* [Instruction] Wherever a line holds the string "photo", copy that line.

* [Material for the task]
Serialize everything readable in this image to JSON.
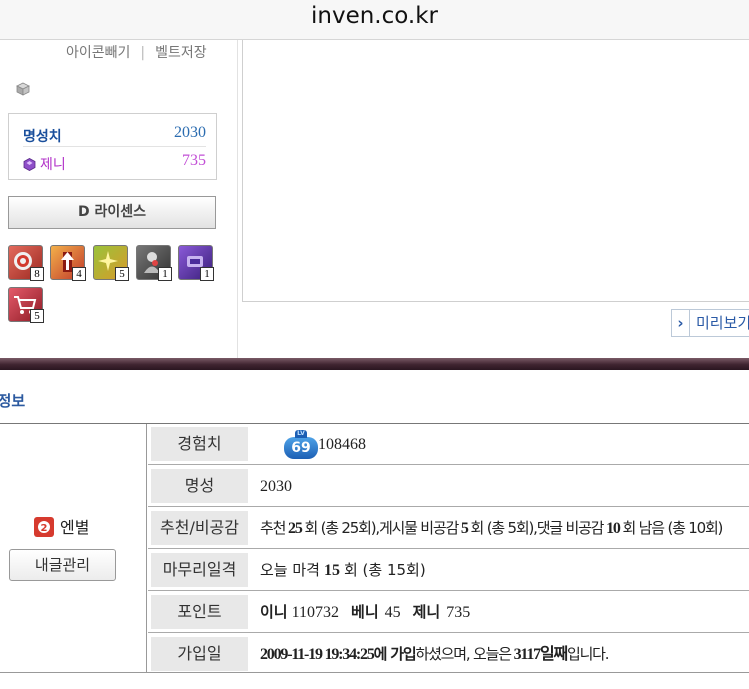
{
  "browser": {
    "url": "inven.co.kr"
  },
  "sidebar": {
    "links": {
      "icon_pull": "아이콘빼기",
      "belt_save": "벨트저장",
      "separator": "|"
    },
    "stats": {
      "fame_label": "명성치",
      "fame_value": "2030",
      "zeni_label": "제니",
      "zeni_value": "735"
    },
    "license_button": "D 라이센스",
    "items": [
      {
        "icon": "target-item-icon",
        "count": "8",
        "color": "#c8413a"
      },
      {
        "icon": "arrow-up-item-icon",
        "count": "4",
        "color": "#d4542a"
      },
      {
        "icon": "sparkle-item-icon",
        "count": "5",
        "color": "#9aa22a"
      },
      {
        "icon": "figure-item-icon",
        "count": "1",
        "color": "#555555"
      },
      {
        "icon": "purple-item-icon",
        "count": "1",
        "color": "#6a3fb0"
      },
      {
        "icon": "cart-item-icon",
        "count": "5",
        "color": "#c0303a"
      }
    ]
  },
  "preview_button": "미리보기",
  "section": {
    "title": "활동정보"
  },
  "profile": {
    "nickname": "엔별",
    "my_posts_button": "내글관리"
  },
  "info_rows": {
    "exp": {
      "label": "경험치",
      "level": "69",
      "level_tag": "LV",
      "value": "108468"
    },
    "fame": {
      "label": "명성",
      "value": "2030"
    },
    "votes": {
      "label": "추천/비공감",
      "recommend_pre": "추천",
      "recommend_count": "25",
      "recommend_post": "회 (총 25회),",
      "post_dislike_pre": "게시물 비공감",
      "post_dislike_count": "5",
      "post_dislike_post": "회 (총 5회),",
      "comment_dislike_pre": "댓글 비공감",
      "comment_dislike_count": "10",
      "comment_dislike_post": "회 남음 (총 10회)"
    },
    "finish": {
      "label": "마무리일격",
      "pre": "오늘 마격",
      "count": "15",
      "post": "회 (총 15회)"
    },
    "points": {
      "label": "포인트",
      "ini_label": "이니",
      "ini_value": "110732",
      "beni_label": "베니",
      "beni_value": "45",
      "zeni_label": "제니",
      "zeni_value": "735"
    },
    "joined": {
      "label": "가입일",
      "date": "2009-11-19 19:34:25",
      "date_suffix": "에 가입",
      "mid": "하셨으며, 오늘은",
      "days": "3117일째",
      "end": "입니다."
    }
  }
}
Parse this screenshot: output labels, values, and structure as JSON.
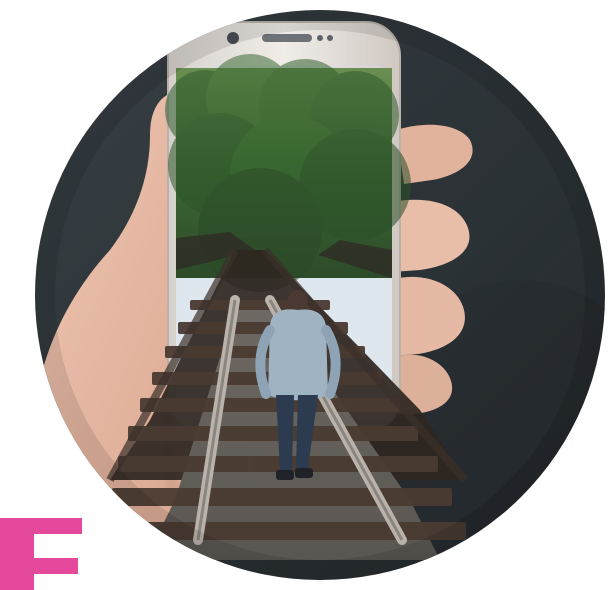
{
  "image": {
    "kind": "photo-composite",
    "subject": "phone-with-railway-coming-out",
    "colors": {
      "background_circle": "#2f3438",
      "phone_body": "#e9e6e2",
      "phone_bezel": "#d7d2cc",
      "phone_screen_top": "#dfe7ee",
      "forest_dark": "#2d4b2a",
      "forest_mid": "#3d6a33",
      "forest_light": "#6b8f52",
      "rail_steel": "#a8a29b",
      "wood_dark": "#3a2f28",
      "wood_mid": "#5b4a3e",
      "gravel": "#6f6a64",
      "shirt": "#9fb3c3",
      "jeans": "#2c3b4f",
      "skin": "#e7b9a3",
      "accent_logo": "#e5499c"
    },
    "icons": [
      "phone-camera-icon",
      "phone-speaker-icon",
      "phone-sensors-icon"
    ]
  }
}
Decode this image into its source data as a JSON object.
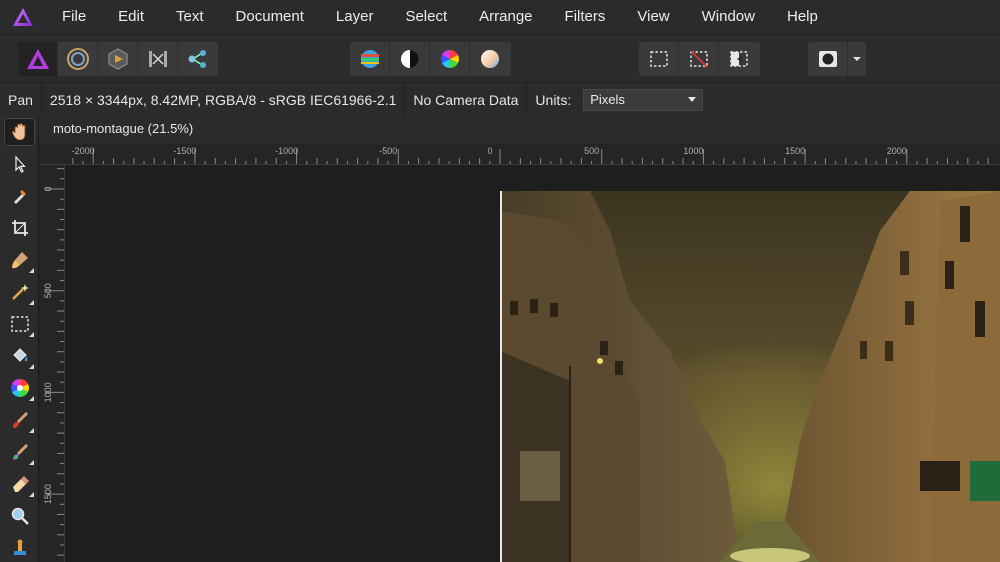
{
  "menu": {
    "items": [
      "File",
      "Edit",
      "Text",
      "Document",
      "Layer",
      "Select",
      "Arrange",
      "Filters",
      "View",
      "Window",
      "Help"
    ]
  },
  "toolbar": {
    "personas": [
      "photo-persona-icon",
      "liquify-persona-icon",
      "develop-persona-icon",
      "tone-mapping-persona-icon",
      "export-persona-icon"
    ],
    "adjustments": [
      "auto-levels-icon",
      "auto-contrast-icon",
      "auto-colors-icon",
      "auto-white-balance-icon"
    ],
    "selection": [
      "marquee-selection-icon",
      "deselect-icon",
      "invert-selection-icon"
    ],
    "mask": [
      "quick-mask-icon",
      "dropdown-arrow-icon"
    ]
  },
  "context": {
    "tool_name": "Pan",
    "doc_info": "2518 × 3344px, 8.42MP, RGBA/8 - sRGB IEC61966-2.1",
    "camera": "No Camera Data",
    "units_label": "Units:",
    "units_value": "Pixels"
  },
  "tools": [
    "hand-tool-icon",
    "move-tool-icon",
    "color-picker-icon",
    "crop-tool-icon",
    "selection-brush-icon",
    "magic-wand-icon",
    "rectangular-marquee-icon",
    "flood-fill-icon",
    "gradient-tool-icon",
    "paint-brush-icon",
    "color-replacement-brush-icon",
    "erase-brush-icon",
    "zoom-tool-icon",
    "clone-brush-icon"
  ],
  "document": {
    "tab_title": "moto-montague (21.5%)"
  },
  "rulers": {
    "unit": "px",
    "h_labels": [
      "-2000",
      "-1500",
      "-1000",
      "-500",
      "0",
      "500",
      "1000",
      "1500",
      "2000"
    ],
    "v_labels": [
      "0",
      "500",
      "1000",
      "1500"
    ]
  },
  "colors": {
    "accent": "#a93bd6",
    "panel": "#2b2b2b",
    "canvas": "#1e1e1e"
  }
}
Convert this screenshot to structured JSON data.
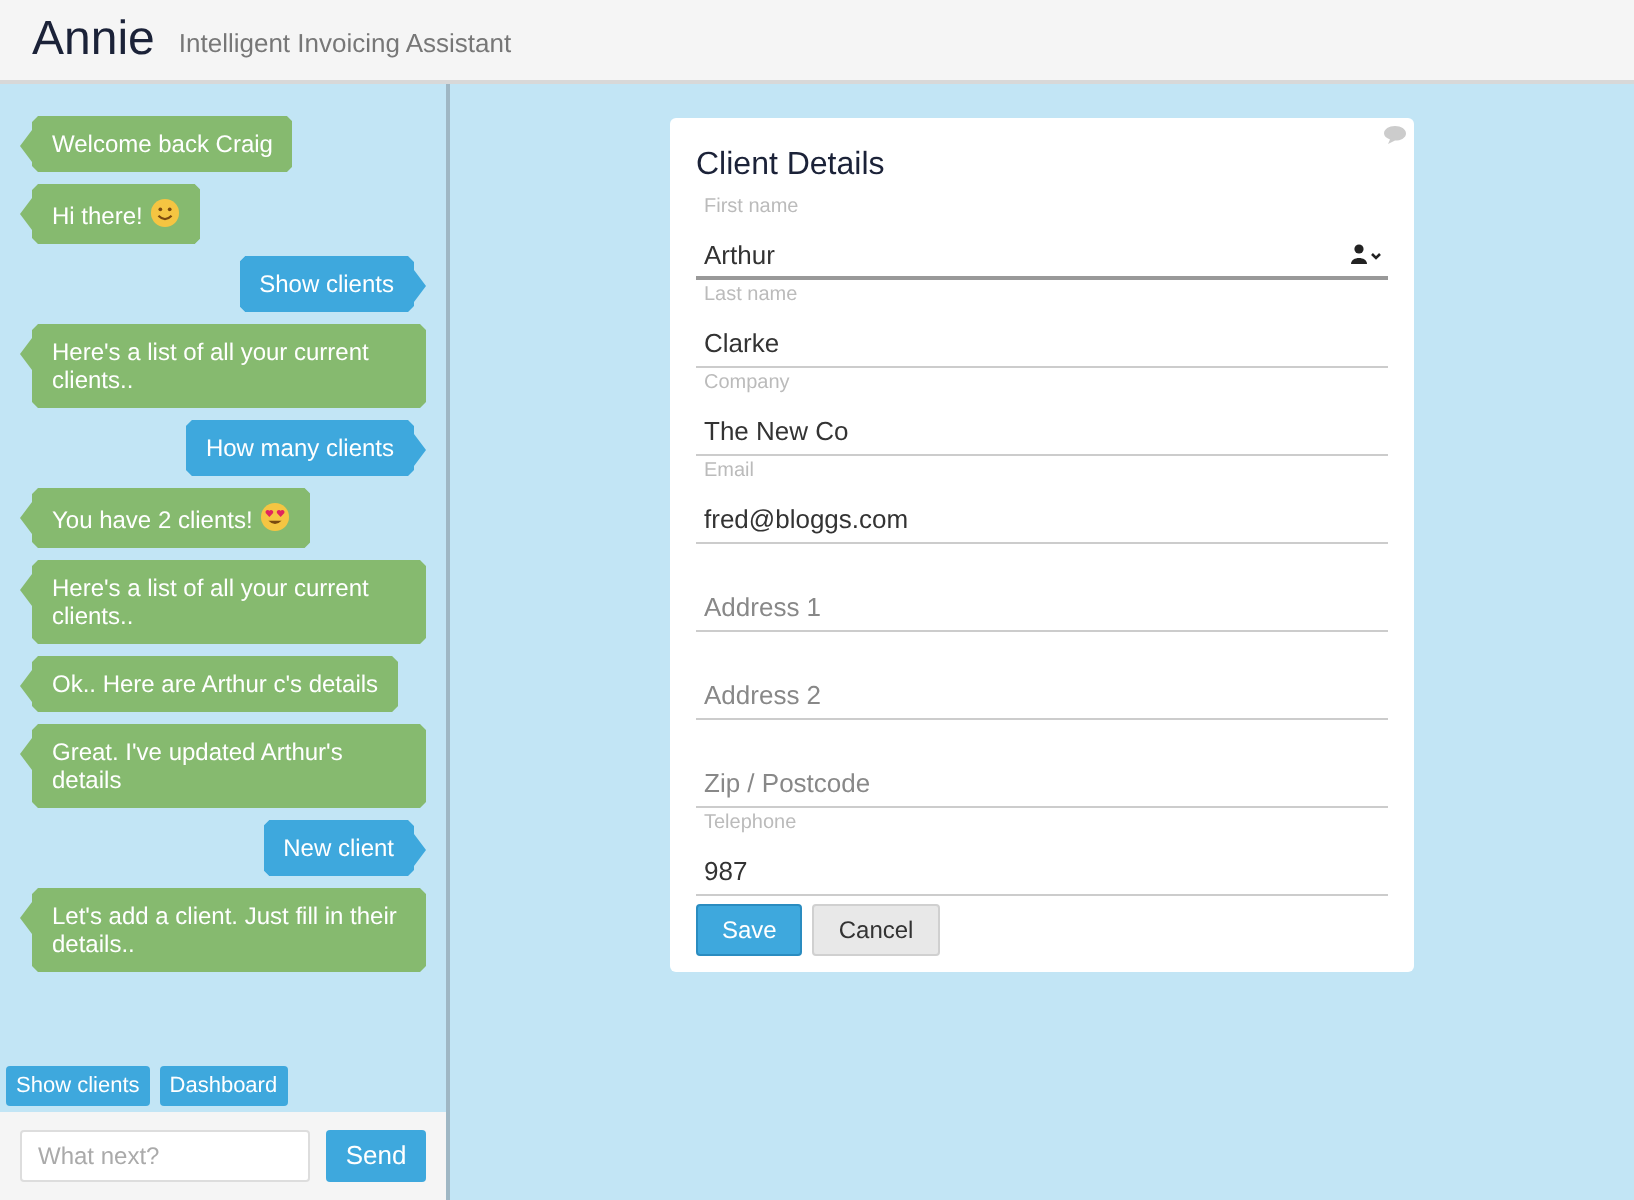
{
  "header": {
    "title": "Annie",
    "subtitle": "Intelligent Invoicing Assistant"
  },
  "messages": [
    {
      "kind": "bot",
      "text": "Welcome back Craig"
    },
    {
      "kind": "bot",
      "text": "Hi there!",
      "emoji": {
        "kind": "smile"
      }
    },
    {
      "kind": "user",
      "text": "Show clients"
    },
    {
      "kind": "bot",
      "text": "Here's a list of all your current clients.."
    },
    {
      "kind": "user",
      "text": "How many clients"
    },
    {
      "kind": "bot",
      "text": "You have 2 clients!",
      "emoji": {
        "kind": "heart_eyes"
      }
    },
    {
      "kind": "bot",
      "text": "Here's a list of all your current clients.."
    },
    {
      "kind": "bot",
      "text": "Ok.. Here are Arthur c's details"
    },
    {
      "kind": "bot",
      "text": "Great. I've updated Arthur's details"
    },
    {
      "kind": "user",
      "text": "New client"
    },
    {
      "kind": "bot",
      "text": "Let's add a client. Just fill in their details.."
    }
  ],
  "quick_replies": [
    "Show clients",
    "Dashboard"
  ],
  "chat_input": {
    "placeholder": "What next?",
    "button": "Send"
  },
  "form": {
    "title": "Client Details",
    "fields": [
      {
        "label": "First name",
        "value": "Arthur",
        "focused": true,
        "contact_picker": true
      },
      {
        "label": "Last name",
        "value": "Clarke",
        "focused": false
      },
      {
        "label": "Company",
        "value": "The New Co",
        "focused": false
      },
      {
        "label": "Email",
        "value": "fred@bloggs.com",
        "focused": false
      },
      {
        "placeholder": "Address 1",
        "focused": false
      },
      {
        "placeholder": "Address 2",
        "focused": false
      },
      {
        "placeholder": "Zip / Postcode",
        "focused": false
      },
      {
        "label": "Telephone",
        "value": "987",
        "focused": false
      }
    ],
    "buttons": [
      {
        "label": "Save",
        "kind": "primary"
      },
      {
        "label": "Cancel",
        "kind": "secondary"
      }
    ]
  }
}
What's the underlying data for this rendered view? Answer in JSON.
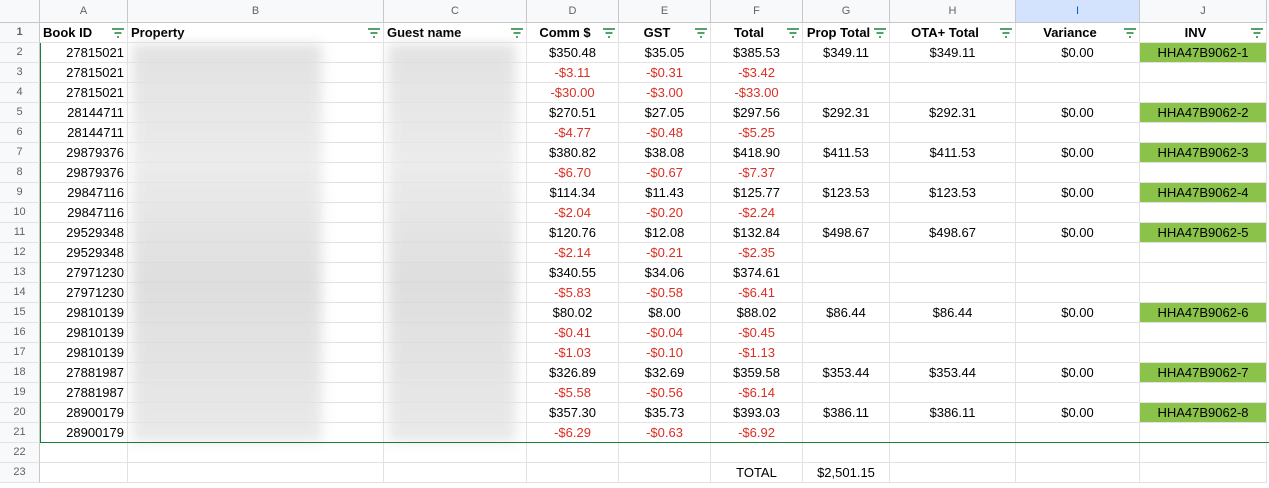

* [Problem solution]
    "kind": "photo-composite",
      "photo-persona-icon",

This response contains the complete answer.